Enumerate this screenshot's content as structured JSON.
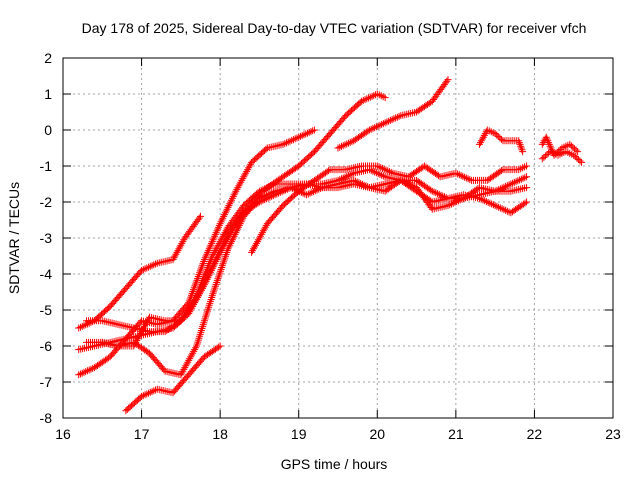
{
  "chart_data": {
    "type": "scatter",
    "title": "Day 178 of 2025, Sidereal Day-to-day VTEC variation (SDTVAR) for receiver vfch",
    "xlabel": "GPS time / hours",
    "ylabel": "SDTVAR / TECUs",
    "xlim": [
      16,
      23
    ],
    "ylim": [
      -8,
      2
    ],
    "x_ticks": [
      16,
      17,
      18,
      19,
      20,
      21,
      22,
      23
    ],
    "y_ticks": [
      -8,
      -7,
      -6,
      -5,
      -4,
      -3,
      -2,
      -1,
      0,
      1,
      2
    ],
    "grid": true,
    "marker": "plus",
    "color": "#ff0000",
    "series": [
      {
        "name": "track-1",
        "x": [
          16.2,
          16.4,
          16.6,
          16.8,
          17.0,
          17.2,
          17.4,
          17.55,
          17.75
        ],
        "y": [
          -5.5,
          -5.3,
          -4.9,
          -4.4,
          -3.9,
          -3.7,
          -3.6,
          -3.0,
          -2.4
        ]
      },
      {
        "name": "track-2",
        "x": [
          16.2,
          16.4,
          16.6,
          16.8,
          17.0,
          17.2,
          17.4,
          17.6,
          17.8,
          18.0,
          18.2,
          18.4,
          18.6,
          18.8,
          19.0,
          19.2
        ],
        "y": [
          -6.8,
          -6.6,
          -6.3,
          -5.8,
          -5.3,
          -5.4,
          -5.3,
          -4.8,
          -3.6,
          -2.6,
          -1.7,
          -0.9,
          -0.5,
          -0.4,
          -0.2,
          0.0
        ]
      },
      {
        "name": "track-3",
        "x": [
          16.2,
          16.4,
          16.6,
          16.8,
          17.0,
          17.2,
          17.4,
          17.6,
          17.8,
          18.0,
          18.2,
          18.4,
          18.6,
          18.8,
          19.0,
          19.2,
          19.4,
          19.6,
          19.8,
          20.0,
          20.1
        ],
        "y": [
          -6.1,
          -6.0,
          -5.9,
          -5.8,
          -5.7,
          -5.6,
          -5.5,
          -5.1,
          -4.3,
          -3.4,
          -2.6,
          -2.0,
          -1.6,
          -1.3,
          -1.0,
          -0.6,
          -0.1,
          0.4,
          0.8,
          1.0,
          0.9
        ]
      },
      {
        "name": "track-4",
        "x": [
          16.3,
          16.5,
          16.7,
          16.9,
          17.1,
          17.3,
          17.5,
          17.7,
          17.9,
          18.1,
          18.3,
          18.5,
          18.7,
          18.9,
          19.1,
          19.3,
          19.5,
          19.7,
          19.9,
          20.1,
          20.3,
          20.5,
          20.7,
          20.9,
          21.1,
          21.3,
          21.5,
          21.7,
          21.9
        ],
        "y": [
          -5.9,
          -5.9,
          -6.0,
          -6.0,
          -5.2,
          -5.3,
          -5.3,
          -4.6,
          -3.5,
          -2.7,
          -2.1,
          -1.7,
          -1.5,
          -1.5,
          -1.5,
          -1.6,
          -1.5,
          -1.4,
          -1.6,
          -1.5,
          -1.4,
          -1.6,
          -2.2,
          -2.1,
          -1.9,
          -1.8,
          -1.7,
          -1.7,
          -1.6
        ]
      },
      {
        "name": "track-5",
        "x": [
          16.3,
          16.5,
          16.7,
          16.9,
          17.1,
          17.3,
          17.5,
          17.7,
          17.9,
          18.1,
          18.3,
          18.5,
          18.7,
          18.9,
          19.1,
          19.3,
          19.5,
          19.7,
          19.9,
          20.1,
          20.3,
          20.5,
          20.7,
          20.9,
          21.1,
          21.3,
          21.5,
          21.7,
          21.9
        ],
        "y": [
          -5.3,
          -5.3,
          -5.4,
          -5.5,
          -5.6,
          -5.6,
          -5.3,
          -4.7,
          -3.8,
          -2.9,
          -2.3,
          -2.0,
          -1.8,
          -1.6,
          -1.5,
          -1.5,
          -1.4,
          -1.2,
          -1.1,
          -1.3,
          -1.4,
          -1.7,
          -2.0,
          -1.9,
          -1.8,
          -1.9,
          -2.1,
          -2.3,
          -2.0
        ]
      },
      {
        "name": "track-6",
        "x": [
          16.5,
          16.7,
          16.9,
          17.1,
          17.3,
          17.5,
          17.7,
          17.9,
          18.1,
          18.3,
          18.5,
          18.7,
          18.9,
          19.1,
          19.3,
          19.5,
          19.7,
          19.9,
          20.1,
          20.3,
          20.5,
          20.7,
          20.9,
          21.1,
          21.3,
          21.5,
          21.7,
          21.9
        ],
        "y": [
          -5.9,
          -6.0,
          -5.9,
          -6.2,
          -6.7,
          -6.8,
          -6.0,
          -4.6,
          -3.3,
          -2.4,
          -1.9,
          -1.7,
          -1.6,
          -1.8,
          -1.6,
          -1.6,
          -1.5,
          -1.6,
          -1.7,
          -1.4,
          -1.4,
          -1.7,
          -1.9,
          -1.9,
          -1.6,
          -1.7,
          -1.5,
          -1.3
        ]
      },
      {
        "name": "track-7",
        "x": [
          16.8,
          17.0,
          17.2,
          17.4,
          17.6,
          17.8,
          18.0
        ],
        "y": [
          -7.8,
          -7.4,
          -7.2,
          -7.3,
          -6.8,
          -6.3,
          -6.0
        ]
      },
      {
        "name": "track-8",
        "x": [
          18.4,
          18.6,
          18.8,
          19.0,
          19.2,
          19.4,
          19.6,
          19.8,
          20.0,
          20.2,
          20.4,
          20.6,
          20.8,
          21.0,
          21.2,
          21.4,
          21.6,
          21.8,
          21.9
        ],
        "y": [
          -3.4,
          -2.6,
          -2.1,
          -1.7,
          -1.4,
          -1.1,
          -1.1,
          -1.0,
          -1.0,
          -1.2,
          -1.3,
          -1.0,
          -1.3,
          -1.2,
          -1.4,
          -1.4,
          -1.1,
          -1.1,
          -1.0
        ]
      },
      {
        "name": "track-9",
        "x": [
          19.5,
          19.7,
          19.9,
          20.1,
          20.3,
          20.5,
          20.7,
          20.9
        ],
        "y": [
          -0.5,
          -0.3,
          0.0,
          0.2,
          0.4,
          0.5,
          0.8,
          1.4
        ]
      },
      {
        "name": "track-10",
        "x": [
          21.3,
          21.4,
          21.5,
          21.6,
          21.7,
          21.8,
          21.85
        ],
        "y": [
          -0.4,
          0.0,
          -0.1,
          -0.3,
          -0.3,
          -0.3,
          -0.6
        ]
      },
      {
        "name": "track-11",
        "x": [
          22.1,
          22.2,
          22.3,
          22.4,
          22.5,
          22.6
        ],
        "y": [
          -0.8,
          -0.6,
          -0.7,
          -0.6,
          -0.7,
          -0.9
        ]
      },
      {
        "name": "track-12",
        "x": [
          22.1,
          22.15,
          22.25,
          22.35,
          22.45,
          22.55
        ],
        "y": [
          -0.4,
          -0.2,
          -0.7,
          -0.5,
          -0.4,
          -0.6
        ]
      }
    ]
  }
}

═══

Leave out the pictures and print each record exactly as it stands.

» THE COMPLETED TASK:
Enumerate this screenshot's content as structured JSON.
{
  "chart_data": {
    "type": "scatter",
    "title": "Day 178 of 2025, Sidereal Day-to-day VTEC variation (SDTVAR) for receiver vfch",
    "xlabel": "GPS time / hours",
    "ylabel": "SDTVAR / TECUs",
    "xlim": [
      16,
      23
    ],
    "ylim": [
      -8,
      2
    ],
    "x_ticks": [
      16,
      17,
      18,
      19,
      20,
      21,
      22,
      23
    ],
    "y_ticks": [
      -8,
      -7,
      -6,
      -5,
      -4,
      -3,
      -2,
      -1,
      0,
      1,
      2
    ],
    "grid": true,
    "marker": "plus",
    "color": "#ff0000",
    "series": [
      {
        "name": "track-1",
        "x": [
          16.2,
          16.4,
          16.6,
          16.8,
          17.0,
          17.2,
          17.4,
          17.55,
          17.75
        ],
        "y": [
          -5.5,
          -5.3,
          -4.9,
          -4.4,
          -3.9,
          -3.7,
          -3.6,
          -3.0,
          -2.4
        ]
      },
      {
        "name": "track-2",
        "x": [
          16.2,
          16.4,
          16.6,
          16.8,
          17.0,
          17.2,
          17.4,
          17.6,
          17.8,
          18.0,
          18.2,
          18.4,
          18.6,
          18.8,
          19.0,
          19.2
        ],
        "y": [
          -6.8,
          -6.6,
          -6.3,
          -5.8,
          -5.3,
          -5.4,
          -5.3,
          -4.8,
          -3.6,
          -2.6,
          -1.7,
          -0.9,
          -0.5,
          -0.4,
          -0.2,
          0.0
        ]
      },
      {
        "name": "track-3",
        "x": [
          16.2,
          16.4,
          16.6,
          16.8,
          17.0,
          17.2,
          17.4,
          17.6,
          17.8,
          18.0,
          18.2,
          18.4,
          18.6,
          18.8,
          19.0,
          19.2,
          19.4,
          19.6,
          19.8,
          20.0,
          20.1
        ],
        "y": [
          -6.1,
          -6.0,
          -5.9,
          -5.8,
          -5.7,
          -5.6,
          -5.5,
          -5.1,
          -4.3,
          -3.4,
          -2.6,
          -2.0,
          -1.6,
          -1.3,
          -1.0,
          -0.6,
          -0.1,
          0.4,
          0.8,
          1.0,
          0.9
        ]
      },
      {
        "name": "track-4",
        "x": [
          16.3,
          16.5,
          16.7,
          16.9,
          17.1,
          17.3,
          17.5,
          17.7,
          17.9,
          18.1,
          18.3,
          18.5,
          18.7,
          18.9,
          19.1,
          19.3,
          19.5,
          19.7,
          19.9,
          20.1,
          20.3,
          20.5,
          20.7,
          20.9,
          21.1,
          21.3,
          21.5,
          21.7,
          21.9
        ],
        "y": [
          -5.9,
          -5.9,
          -6.0,
          -6.0,
          -5.2,
          -5.3,
          -5.3,
          -4.6,
          -3.5,
          -2.7,
          -2.1,
          -1.7,
          -1.5,
          -1.5,
          -1.5,
          -1.6,
          -1.5,
          -1.4,
          -1.6,
          -1.5,
          -1.4,
          -1.6,
          -2.2,
          -2.1,
          -1.9,
          -1.8,
          -1.7,
          -1.7,
          -1.6
        ]
      },
      {
        "name": "track-5",
        "x": [
          16.3,
          16.5,
          16.7,
          16.9,
          17.1,
          17.3,
          17.5,
          17.7,
          17.9,
          18.1,
          18.3,
          18.5,
          18.7,
          18.9,
          19.1,
          19.3,
          19.5,
          19.7,
          19.9,
          20.1,
          20.3,
          20.5,
          20.7,
          20.9,
          21.1,
          21.3,
          21.5,
          21.7,
          21.9
        ],
        "y": [
          -5.3,
          -5.3,
          -5.4,
          -5.5,
          -5.6,
          -5.6,
          -5.3,
          -4.7,
          -3.8,
          -2.9,
          -2.3,
          -2.0,
          -1.8,
          -1.6,
          -1.5,
          -1.5,
          -1.4,
          -1.2,
          -1.1,
          -1.3,
          -1.4,
          -1.7,
          -2.0,
          -1.9,
          -1.8,
          -1.9,
          -2.1,
          -2.3,
          -2.0
        ]
      },
      {
        "name": "track-6",
        "x": [
          16.5,
          16.7,
          16.9,
          17.1,
          17.3,
          17.5,
          17.7,
          17.9,
          18.1,
          18.3,
          18.5,
          18.7,
          18.9,
          19.1,
          19.3,
          19.5,
          19.7,
          19.9,
          20.1,
          20.3,
          20.5,
          20.7,
          20.9,
          21.1,
          21.3,
          21.5,
          21.7,
          21.9
        ],
        "y": [
          -5.9,
          -6.0,
          -5.9,
          -6.2,
          -6.7,
          -6.8,
          -6.0,
          -4.6,
          -3.3,
          -2.4,
          -1.9,
          -1.7,
          -1.6,
          -1.8,
          -1.6,
          -1.6,
          -1.5,
          -1.6,
          -1.7,
          -1.4,
          -1.4,
          -1.7,
          -1.9,
          -1.9,
          -1.6,
          -1.7,
          -1.5,
          -1.3
        ]
      },
      {
        "name": "track-7",
        "x": [
          16.8,
          17.0,
          17.2,
          17.4,
          17.6,
          17.8,
          18.0
        ],
        "y": [
          -7.8,
          -7.4,
          -7.2,
          -7.3,
          -6.8,
          -6.3,
          -6.0
        ]
      },
      {
        "name": "track-8",
        "x": [
          18.4,
          18.6,
          18.8,
          19.0,
          19.2,
          19.4,
          19.6,
          19.8,
          20.0,
          20.2,
          20.4,
          20.6,
          20.8,
          21.0,
          21.2,
          21.4,
          21.6,
          21.8,
          21.9
        ],
        "y": [
          -3.4,
          -2.6,
          -2.1,
          -1.7,
          -1.4,
          -1.1,
          -1.1,
          -1.0,
          -1.0,
          -1.2,
          -1.3,
          -1.0,
          -1.3,
          -1.2,
          -1.4,
          -1.4,
          -1.1,
          -1.1,
          -1.0
        ]
      },
      {
        "name": "track-9",
        "x": [
          19.5,
          19.7,
          19.9,
          20.1,
          20.3,
          20.5,
          20.7,
          20.9
        ],
        "y": [
          -0.5,
          -0.3,
          0.0,
          0.2,
          0.4,
          0.5,
          0.8,
          1.4
        ]
      },
      {
        "name": "track-10",
        "x": [
          21.3,
          21.4,
          21.5,
          21.6,
          21.7,
          21.8,
          21.85
        ],
        "y": [
          -0.4,
          0.0,
          -0.1,
          -0.3,
          -0.3,
          -0.3,
          -0.6
        ]
      },
      {
        "name": "track-11",
        "x": [
          22.1,
          22.2,
          22.3,
          22.4,
          22.5,
          22.6
        ],
        "y": [
          -0.8,
          -0.6,
          -0.7,
          -0.6,
          -0.7,
          -0.9
        ]
      },
      {
        "name": "track-12",
        "x": [
          22.1,
          22.15,
          22.25,
          22.35,
          22.45,
          22.55
        ],
        "y": [
          -0.4,
          -0.2,
          -0.7,
          -0.5,
          -0.4,
          -0.6
        ]
      }
    ]
  }
}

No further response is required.